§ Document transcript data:
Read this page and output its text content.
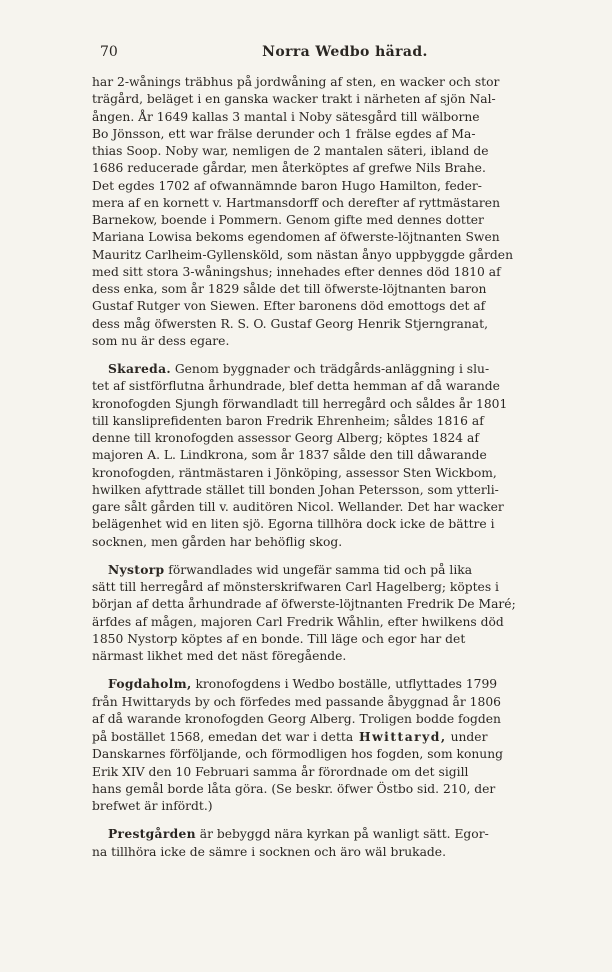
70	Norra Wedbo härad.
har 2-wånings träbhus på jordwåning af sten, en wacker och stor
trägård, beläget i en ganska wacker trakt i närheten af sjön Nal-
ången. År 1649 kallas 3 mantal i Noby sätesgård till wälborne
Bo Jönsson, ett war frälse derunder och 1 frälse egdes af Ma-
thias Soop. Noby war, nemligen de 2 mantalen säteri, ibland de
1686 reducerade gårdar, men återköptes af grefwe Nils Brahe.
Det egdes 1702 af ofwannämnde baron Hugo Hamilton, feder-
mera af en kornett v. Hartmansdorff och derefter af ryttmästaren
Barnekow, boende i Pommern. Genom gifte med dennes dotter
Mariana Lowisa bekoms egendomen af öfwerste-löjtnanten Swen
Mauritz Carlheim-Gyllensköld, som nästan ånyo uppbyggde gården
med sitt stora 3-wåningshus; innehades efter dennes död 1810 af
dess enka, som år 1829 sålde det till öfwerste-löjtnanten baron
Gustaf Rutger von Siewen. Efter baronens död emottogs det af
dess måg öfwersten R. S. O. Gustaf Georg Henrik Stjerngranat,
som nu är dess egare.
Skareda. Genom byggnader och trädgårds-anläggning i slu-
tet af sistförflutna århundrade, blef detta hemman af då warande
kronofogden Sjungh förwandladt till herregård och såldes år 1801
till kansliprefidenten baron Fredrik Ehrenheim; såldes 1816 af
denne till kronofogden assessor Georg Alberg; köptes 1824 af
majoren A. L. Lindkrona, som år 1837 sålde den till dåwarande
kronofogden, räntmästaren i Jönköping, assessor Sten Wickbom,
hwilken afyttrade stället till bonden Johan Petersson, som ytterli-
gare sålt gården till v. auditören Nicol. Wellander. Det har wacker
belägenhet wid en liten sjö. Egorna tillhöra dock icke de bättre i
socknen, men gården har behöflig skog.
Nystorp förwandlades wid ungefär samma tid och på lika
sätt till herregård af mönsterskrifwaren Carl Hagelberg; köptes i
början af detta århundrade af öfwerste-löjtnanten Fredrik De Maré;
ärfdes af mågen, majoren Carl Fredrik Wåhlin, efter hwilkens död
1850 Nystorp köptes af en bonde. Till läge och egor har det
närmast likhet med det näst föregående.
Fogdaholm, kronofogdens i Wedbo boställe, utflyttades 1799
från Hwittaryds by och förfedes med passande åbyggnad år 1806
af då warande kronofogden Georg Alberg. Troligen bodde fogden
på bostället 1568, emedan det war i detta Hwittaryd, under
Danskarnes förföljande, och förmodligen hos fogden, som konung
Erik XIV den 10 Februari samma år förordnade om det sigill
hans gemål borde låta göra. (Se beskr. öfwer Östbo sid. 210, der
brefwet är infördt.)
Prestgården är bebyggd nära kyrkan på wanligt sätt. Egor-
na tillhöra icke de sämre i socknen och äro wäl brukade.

* * *

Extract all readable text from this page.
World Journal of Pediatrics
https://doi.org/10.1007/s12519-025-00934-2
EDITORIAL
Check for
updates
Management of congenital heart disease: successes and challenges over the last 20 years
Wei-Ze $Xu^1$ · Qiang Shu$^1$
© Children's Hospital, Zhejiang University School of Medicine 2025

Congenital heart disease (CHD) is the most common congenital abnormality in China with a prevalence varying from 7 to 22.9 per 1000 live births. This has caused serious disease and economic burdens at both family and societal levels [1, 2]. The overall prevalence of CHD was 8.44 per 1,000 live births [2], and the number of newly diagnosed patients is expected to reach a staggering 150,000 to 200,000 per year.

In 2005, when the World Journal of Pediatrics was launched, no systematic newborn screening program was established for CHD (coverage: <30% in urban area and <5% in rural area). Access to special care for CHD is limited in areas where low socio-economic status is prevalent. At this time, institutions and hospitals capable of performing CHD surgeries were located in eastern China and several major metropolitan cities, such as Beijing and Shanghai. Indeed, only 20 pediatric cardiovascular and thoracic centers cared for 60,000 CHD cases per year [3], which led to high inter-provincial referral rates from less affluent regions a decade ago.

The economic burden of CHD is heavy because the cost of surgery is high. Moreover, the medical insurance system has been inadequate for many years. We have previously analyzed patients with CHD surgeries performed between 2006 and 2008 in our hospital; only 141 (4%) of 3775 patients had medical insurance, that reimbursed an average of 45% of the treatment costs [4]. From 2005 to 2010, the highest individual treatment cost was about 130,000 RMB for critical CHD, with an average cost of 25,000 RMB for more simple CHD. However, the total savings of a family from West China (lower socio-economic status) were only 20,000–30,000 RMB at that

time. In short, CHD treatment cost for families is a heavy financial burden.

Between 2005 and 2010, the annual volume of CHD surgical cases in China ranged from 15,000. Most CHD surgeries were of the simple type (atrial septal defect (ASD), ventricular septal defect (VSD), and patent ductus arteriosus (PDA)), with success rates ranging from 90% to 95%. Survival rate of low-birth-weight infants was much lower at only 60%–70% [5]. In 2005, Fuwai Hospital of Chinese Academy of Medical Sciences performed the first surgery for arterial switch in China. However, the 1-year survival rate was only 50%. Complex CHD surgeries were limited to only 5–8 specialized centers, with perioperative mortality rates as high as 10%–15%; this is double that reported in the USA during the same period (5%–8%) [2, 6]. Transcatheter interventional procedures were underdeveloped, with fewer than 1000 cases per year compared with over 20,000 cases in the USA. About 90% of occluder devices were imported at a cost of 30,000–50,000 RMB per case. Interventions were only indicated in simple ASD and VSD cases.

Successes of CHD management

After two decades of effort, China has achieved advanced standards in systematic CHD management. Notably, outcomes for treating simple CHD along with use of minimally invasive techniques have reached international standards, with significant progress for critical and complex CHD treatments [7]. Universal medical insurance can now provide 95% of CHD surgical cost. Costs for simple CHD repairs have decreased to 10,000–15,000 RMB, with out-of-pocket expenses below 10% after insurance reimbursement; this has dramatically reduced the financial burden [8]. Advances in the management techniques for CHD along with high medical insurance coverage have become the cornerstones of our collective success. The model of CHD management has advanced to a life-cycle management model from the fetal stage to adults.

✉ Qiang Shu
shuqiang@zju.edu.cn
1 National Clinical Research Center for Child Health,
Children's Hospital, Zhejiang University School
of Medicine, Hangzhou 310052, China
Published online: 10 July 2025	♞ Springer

...

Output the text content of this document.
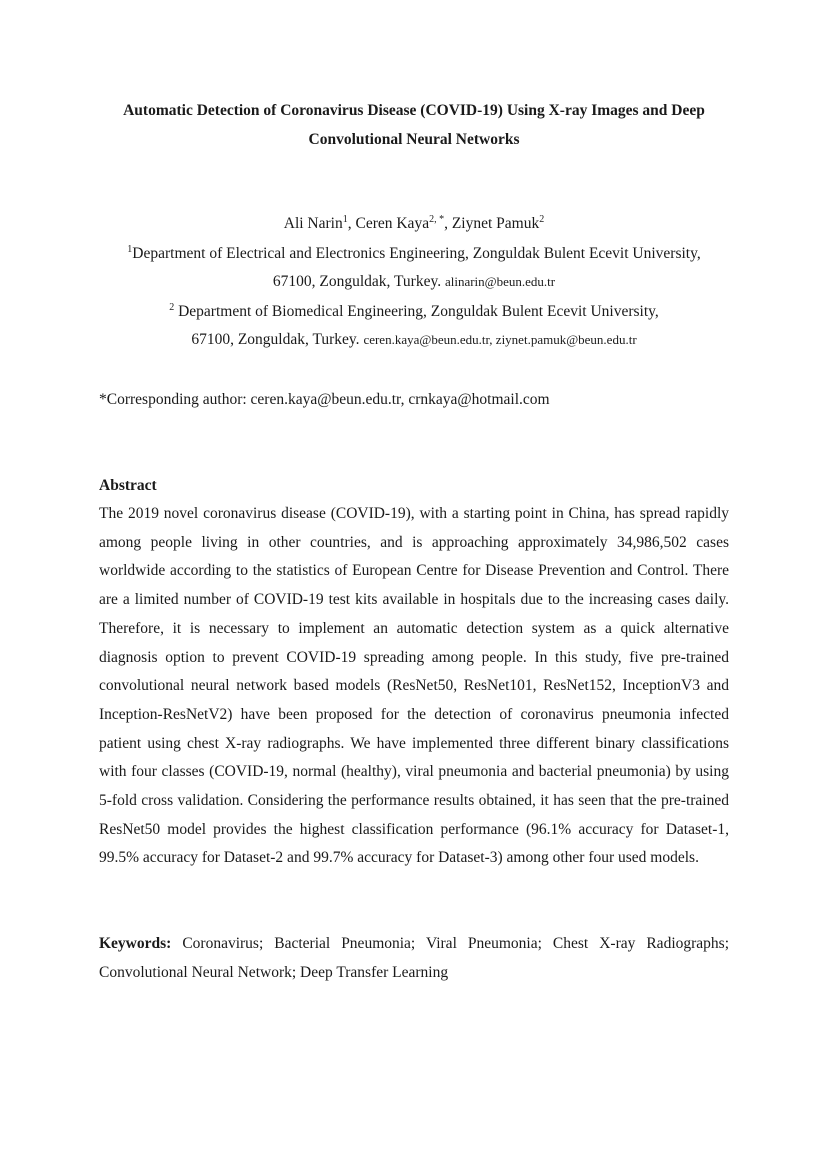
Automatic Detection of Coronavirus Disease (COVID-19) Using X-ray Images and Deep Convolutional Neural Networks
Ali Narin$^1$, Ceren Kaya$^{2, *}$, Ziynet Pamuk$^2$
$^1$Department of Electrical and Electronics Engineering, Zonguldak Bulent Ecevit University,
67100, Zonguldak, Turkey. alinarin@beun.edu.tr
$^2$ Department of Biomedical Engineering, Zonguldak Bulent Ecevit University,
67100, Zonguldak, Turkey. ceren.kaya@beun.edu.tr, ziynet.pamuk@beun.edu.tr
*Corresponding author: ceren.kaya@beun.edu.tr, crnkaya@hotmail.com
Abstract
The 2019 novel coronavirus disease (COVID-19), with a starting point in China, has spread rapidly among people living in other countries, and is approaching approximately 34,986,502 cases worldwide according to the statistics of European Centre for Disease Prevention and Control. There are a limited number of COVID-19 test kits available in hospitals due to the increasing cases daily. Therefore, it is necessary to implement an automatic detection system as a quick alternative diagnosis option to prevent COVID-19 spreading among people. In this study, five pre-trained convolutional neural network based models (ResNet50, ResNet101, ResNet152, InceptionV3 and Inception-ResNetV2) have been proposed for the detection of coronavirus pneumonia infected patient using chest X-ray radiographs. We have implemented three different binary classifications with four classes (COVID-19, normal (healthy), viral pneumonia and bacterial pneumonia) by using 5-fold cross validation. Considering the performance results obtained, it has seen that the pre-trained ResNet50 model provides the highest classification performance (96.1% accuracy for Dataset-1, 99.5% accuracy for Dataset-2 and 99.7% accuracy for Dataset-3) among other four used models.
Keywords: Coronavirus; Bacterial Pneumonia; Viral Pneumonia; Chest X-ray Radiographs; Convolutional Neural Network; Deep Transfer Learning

§ TASK TO CARRY OUT: Tally every line of the data that includes "Medicine". Report the number and nothing more.

§ TASK SOLUTION: 2